## Written problem
From the records below, pull each line that has "pDoc".

-- START OF Supplied records --

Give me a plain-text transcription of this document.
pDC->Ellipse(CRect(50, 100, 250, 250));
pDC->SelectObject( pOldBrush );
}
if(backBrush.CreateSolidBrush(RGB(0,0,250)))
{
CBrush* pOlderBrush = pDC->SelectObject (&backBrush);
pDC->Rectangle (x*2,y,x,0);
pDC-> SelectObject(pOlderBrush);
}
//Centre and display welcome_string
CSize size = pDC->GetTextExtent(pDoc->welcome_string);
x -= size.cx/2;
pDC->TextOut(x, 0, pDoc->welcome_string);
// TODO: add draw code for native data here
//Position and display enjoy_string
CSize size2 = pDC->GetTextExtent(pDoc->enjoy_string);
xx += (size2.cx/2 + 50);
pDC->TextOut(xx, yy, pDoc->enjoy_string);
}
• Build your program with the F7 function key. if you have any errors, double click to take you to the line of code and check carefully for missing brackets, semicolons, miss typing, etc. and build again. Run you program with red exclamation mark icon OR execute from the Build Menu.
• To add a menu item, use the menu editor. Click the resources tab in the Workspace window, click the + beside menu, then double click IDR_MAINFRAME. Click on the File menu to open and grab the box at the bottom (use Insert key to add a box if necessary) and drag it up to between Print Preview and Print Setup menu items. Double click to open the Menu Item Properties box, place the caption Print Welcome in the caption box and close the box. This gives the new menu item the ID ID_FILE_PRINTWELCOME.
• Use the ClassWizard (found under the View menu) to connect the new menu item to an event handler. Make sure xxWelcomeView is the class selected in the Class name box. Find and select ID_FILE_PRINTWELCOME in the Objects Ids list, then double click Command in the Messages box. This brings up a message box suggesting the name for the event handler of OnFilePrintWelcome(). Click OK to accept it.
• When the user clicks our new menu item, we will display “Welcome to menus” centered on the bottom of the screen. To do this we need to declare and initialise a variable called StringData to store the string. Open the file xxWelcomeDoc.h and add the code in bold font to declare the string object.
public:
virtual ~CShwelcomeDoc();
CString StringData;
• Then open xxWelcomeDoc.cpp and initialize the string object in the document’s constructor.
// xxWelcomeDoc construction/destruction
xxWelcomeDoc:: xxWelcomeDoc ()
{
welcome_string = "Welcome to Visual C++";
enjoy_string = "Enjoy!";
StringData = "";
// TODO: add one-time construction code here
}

-- END OF Supplied records --

## Written reply
CSize size = pDC->GetTextExtent(pDoc->welcome_string);
pDC->TextOut(x, 0, pDoc->welcome_string);
CSize size2 = pDC->GetTextExtent(pDoc->enjoy_string);
pDC->TextOut(xx, yy, pDoc->enjoy_string);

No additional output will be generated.